▶ **SOURCE EXCERPT**:
++++++++++++++++++++
Degree based Zmanim
Degree-based zmanim are considered most accurate by many poskim since zmanim calculated using degrees for alos and tzais have a consistent level of light at all dates and locations. The alternatives of using fixed minutes (for example 72 minutes) or percentage of the day-based calculations (1/10th of the day) result in alos and tzais zmanim having different levels of light at different dates and locations. The number of degrees for a given zman is calculated based on how many degrees the sun is below the horizon on an equal day in Yerushalayim. For example, the sun is 16.1° below the horizon 72 minutes before sunrise (or after sunset) on an equal day (defined below) in Yerushalayim. The subject of degree-based zmanim is extensive and deserves its own detailed article, עוד חזון למועד.
Equinox VS Equilux in Halacha
A question explored by poskim and luach authors is; how we define an equal day to use for degree-based zmanim calculations. Should it be calculated at the astronomically equal day of the equinox or the halachic equal day of the equilux. At the equinox, the 12-hour duration of the day is calculated astronomically without accounting for refraction or solar radius. At the equilux there are exactly 12 hours of daylight from sunrise to sunset. Due to these two factors, the halachic length of the day from sunrise to sunset at the equinox is longer than 12 hours. In Yerushalayim on March 20, 2021, the day of the March equinox, sea level sunrise is at 5:42:51 AM and sunset is at 5:50:33 PM, or a day length of 12 hours, 7 minutes and 42 seconds. You would have to go back four days to March 16, the equilux, for a 12-hour day. There are halachic opinions supporting both the equinox and the equilux as the equal day for zmanim calculations.
Practical Differences Between Equinox and Equilux Calculations
Many calendars and seforim list the 72-minute alos / tzais as 16.1° and 90 minutes as 19.8° (using the global refraction average + solar radius of 0.8333). Calculations using the KosherJava Zmanim API (utilizing the Jean Meeus / NOAA algorithms) show that the actual figures are 16.08° and 19.848° at the equilux, and 16.04° and 19.784° at the equinox. The table below shows the difference between these numbers at the summer solstice when twilight is the longest (the most extreme expected gap between two different degree-based times).
++++++++++++++++++++
▶ **PROVIDED DATA**:
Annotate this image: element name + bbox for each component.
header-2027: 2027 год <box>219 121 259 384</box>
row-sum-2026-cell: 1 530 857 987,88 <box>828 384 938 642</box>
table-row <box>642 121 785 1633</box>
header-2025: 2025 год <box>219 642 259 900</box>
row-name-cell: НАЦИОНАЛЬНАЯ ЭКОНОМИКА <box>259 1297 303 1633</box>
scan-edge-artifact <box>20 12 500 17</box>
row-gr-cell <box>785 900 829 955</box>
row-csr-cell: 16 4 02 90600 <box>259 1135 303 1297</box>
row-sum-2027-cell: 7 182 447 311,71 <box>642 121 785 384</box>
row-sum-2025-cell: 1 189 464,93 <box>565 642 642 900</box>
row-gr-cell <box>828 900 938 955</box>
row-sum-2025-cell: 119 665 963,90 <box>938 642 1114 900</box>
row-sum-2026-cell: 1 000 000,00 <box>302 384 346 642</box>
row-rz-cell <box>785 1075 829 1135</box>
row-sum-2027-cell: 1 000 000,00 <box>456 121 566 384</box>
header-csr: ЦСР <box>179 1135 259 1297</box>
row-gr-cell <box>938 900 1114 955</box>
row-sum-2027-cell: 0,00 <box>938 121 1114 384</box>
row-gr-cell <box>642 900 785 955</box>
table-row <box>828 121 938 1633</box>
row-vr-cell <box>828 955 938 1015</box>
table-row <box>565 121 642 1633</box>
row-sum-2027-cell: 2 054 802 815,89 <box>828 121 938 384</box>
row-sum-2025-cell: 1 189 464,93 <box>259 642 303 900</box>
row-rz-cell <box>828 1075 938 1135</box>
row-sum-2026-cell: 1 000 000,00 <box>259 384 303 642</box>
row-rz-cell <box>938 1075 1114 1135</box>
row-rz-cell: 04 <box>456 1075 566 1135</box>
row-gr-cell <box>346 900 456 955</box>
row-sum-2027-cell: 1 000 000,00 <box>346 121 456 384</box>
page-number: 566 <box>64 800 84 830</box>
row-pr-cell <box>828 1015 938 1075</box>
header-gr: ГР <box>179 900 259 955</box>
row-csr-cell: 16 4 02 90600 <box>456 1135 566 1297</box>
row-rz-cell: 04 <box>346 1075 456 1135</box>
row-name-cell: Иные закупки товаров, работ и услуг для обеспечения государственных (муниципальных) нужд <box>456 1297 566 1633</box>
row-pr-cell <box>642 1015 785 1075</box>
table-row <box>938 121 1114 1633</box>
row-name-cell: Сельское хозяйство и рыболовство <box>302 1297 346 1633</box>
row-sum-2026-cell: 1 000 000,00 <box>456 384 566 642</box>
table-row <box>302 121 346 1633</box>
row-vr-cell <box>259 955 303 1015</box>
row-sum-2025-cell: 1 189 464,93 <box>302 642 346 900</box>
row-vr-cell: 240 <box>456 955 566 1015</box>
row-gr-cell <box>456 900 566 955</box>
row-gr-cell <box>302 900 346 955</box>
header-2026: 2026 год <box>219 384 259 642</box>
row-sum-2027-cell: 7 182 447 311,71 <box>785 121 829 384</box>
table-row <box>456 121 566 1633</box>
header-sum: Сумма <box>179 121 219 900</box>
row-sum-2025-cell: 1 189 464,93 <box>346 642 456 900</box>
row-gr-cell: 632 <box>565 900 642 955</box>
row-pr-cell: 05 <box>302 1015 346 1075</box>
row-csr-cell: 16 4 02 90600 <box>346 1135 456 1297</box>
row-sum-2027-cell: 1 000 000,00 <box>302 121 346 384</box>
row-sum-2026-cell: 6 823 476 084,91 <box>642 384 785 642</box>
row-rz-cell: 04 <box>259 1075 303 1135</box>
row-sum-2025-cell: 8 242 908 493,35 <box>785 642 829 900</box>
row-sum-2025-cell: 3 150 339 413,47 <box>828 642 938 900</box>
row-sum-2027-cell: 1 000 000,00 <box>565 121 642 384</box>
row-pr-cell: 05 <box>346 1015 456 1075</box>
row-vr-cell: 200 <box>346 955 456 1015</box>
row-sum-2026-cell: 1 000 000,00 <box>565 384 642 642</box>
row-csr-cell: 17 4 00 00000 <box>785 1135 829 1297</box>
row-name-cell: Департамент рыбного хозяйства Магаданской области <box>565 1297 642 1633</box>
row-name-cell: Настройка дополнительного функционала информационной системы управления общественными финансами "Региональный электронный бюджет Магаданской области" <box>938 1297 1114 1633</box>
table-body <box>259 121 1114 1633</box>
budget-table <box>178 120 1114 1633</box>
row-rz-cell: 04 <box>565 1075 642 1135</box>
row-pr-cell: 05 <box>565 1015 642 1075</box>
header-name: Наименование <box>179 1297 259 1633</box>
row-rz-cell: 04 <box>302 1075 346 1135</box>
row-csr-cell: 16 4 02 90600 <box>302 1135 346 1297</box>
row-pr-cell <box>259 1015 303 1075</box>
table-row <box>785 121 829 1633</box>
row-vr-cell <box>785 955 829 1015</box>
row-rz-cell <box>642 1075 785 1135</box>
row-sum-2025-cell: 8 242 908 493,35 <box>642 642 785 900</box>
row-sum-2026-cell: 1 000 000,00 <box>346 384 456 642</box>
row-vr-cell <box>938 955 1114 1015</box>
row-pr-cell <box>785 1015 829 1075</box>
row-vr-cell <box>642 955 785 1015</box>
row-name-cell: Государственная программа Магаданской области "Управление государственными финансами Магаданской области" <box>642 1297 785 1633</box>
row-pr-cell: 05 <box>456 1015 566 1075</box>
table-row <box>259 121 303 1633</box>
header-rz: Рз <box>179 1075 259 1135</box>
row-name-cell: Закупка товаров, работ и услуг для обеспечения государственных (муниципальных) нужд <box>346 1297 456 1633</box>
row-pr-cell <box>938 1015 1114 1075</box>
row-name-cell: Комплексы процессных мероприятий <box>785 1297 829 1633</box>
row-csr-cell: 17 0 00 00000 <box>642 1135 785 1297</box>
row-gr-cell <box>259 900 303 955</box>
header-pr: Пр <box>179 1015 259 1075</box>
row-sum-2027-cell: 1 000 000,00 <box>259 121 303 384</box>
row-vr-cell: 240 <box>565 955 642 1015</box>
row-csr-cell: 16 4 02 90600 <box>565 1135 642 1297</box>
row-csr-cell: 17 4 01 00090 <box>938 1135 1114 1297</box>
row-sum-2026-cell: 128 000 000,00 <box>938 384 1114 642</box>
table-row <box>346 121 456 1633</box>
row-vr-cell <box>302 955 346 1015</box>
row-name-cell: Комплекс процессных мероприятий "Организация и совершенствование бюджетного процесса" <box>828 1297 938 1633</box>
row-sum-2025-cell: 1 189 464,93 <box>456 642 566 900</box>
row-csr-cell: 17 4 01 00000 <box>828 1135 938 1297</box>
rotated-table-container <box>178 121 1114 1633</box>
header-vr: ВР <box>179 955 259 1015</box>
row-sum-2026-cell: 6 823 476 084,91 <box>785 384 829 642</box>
++++++++++++++++++++
▶ **CHALLENGE A**:
In the zmanim article, which date in 2021 is given as the equilux in Yerushalayim?
▶ **CHALLENGE B**:
Please copy out the records, starting with their first line and going on through the line that contains "row-sum-2026-cell: 1 000 000,00 <box>456", with both of those lines included.

▶ **RESULT A**:
March 16

▶ **RESULT B**:
Annotate this image: element name + bbox for each component.
header-2027: 2027 год <box>219 121 259 384</box>
row-sum-2026-cell: 1 530 857 987,88 <box>828 384 938 642</box>
table-row <box>642 121 785 1633</box>
header-2025: 2025 год <box>219 642 259 900</box>
row-name-cell: НАЦИОНАЛЬНАЯ ЭКОНОМИКА <box>259 1297 303 1633</box>
scan-edge-artifact <box>20 12 500 17</box>
row-gr-cell <box>785 900 829 955</box>
row-csr-cell: 16 4 02 90600 <box>259 1135 303 1297</box>
row-sum-2027-cell: 7 182 447 311,71 <box>642 121 785 384</box>
row-sum-2025-cell: 1 189 464,93 <box>565 642 642 900</box>
row-gr-cell <box>828 900 938 955</box>
row-sum-2025-cell: 119 665 963,90 <box>938 642 1114 900</box>
row-sum-2026-cell: 1 000 000,00 <box>302 384 346 642</box>
row-rz-cell <box>785 1075 829 1135</box>
row-sum-2027-cell: 1 000 000,00 <box>456 121 566 384</box>
header-csr: ЦСР <box>179 1135 259 1297</box>
row-gr-cell <box>938 900 1114 955</box>
row-sum-2027-cell: 0,00 <box>938 121 1114 384</box>
row-gr-cell <box>642 900 785 955</box>
table-row <box>828 121 938 1633</box>
row-vr-cell <box>828 955 938 1015</box>
table-row <box>565 121 642 1633</box>
row-sum-2027-cell: 2 054 802 815,89 <box>828 121 938 384</box>
row-sum-2025-cell: 1 189 464,93 <box>259 642 303 900</box>
row-rz-cell <box>828 1075 938 1135</box>
row-sum-2026-cell: 1 000 000,00 <box>259 384 303 642</box>
row-rz-cell <box>938 1075 1114 1135</box>
row-rz-cell: 04 <box>456 1075 566 1135</box>
row-gr-cell <box>346 900 456 955</box>
row-sum-2027-cell: 1 000 000,00 <box>346 121 456 384</box>
page-number: 566 <box>64 800 84 830</box>
row-pr-cell <box>828 1015 938 1075</box>
header-gr: ГР <box>179 900 259 955</box>
row-csr-cell: 16 4 02 90600 <box>456 1135 566 1297</box>
row-rz-cell: 04 <box>346 1075 456 1135</box>
row-name-cell: Иные закупки товаров, работ и услуг для обеспечения государственных (муниципальных) нужд <box>456 1297 566 1633</box>
row-pr-cell <box>642 1015 785 1075</box>
table-row <box>938 121 1114 1633</box>
row-name-cell: Сельское хозяйство и рыболовство <box>302 1297 346 1633</box>
row-sum-2026-cell: 1 000 000,00 <box>456 384 566 642</box>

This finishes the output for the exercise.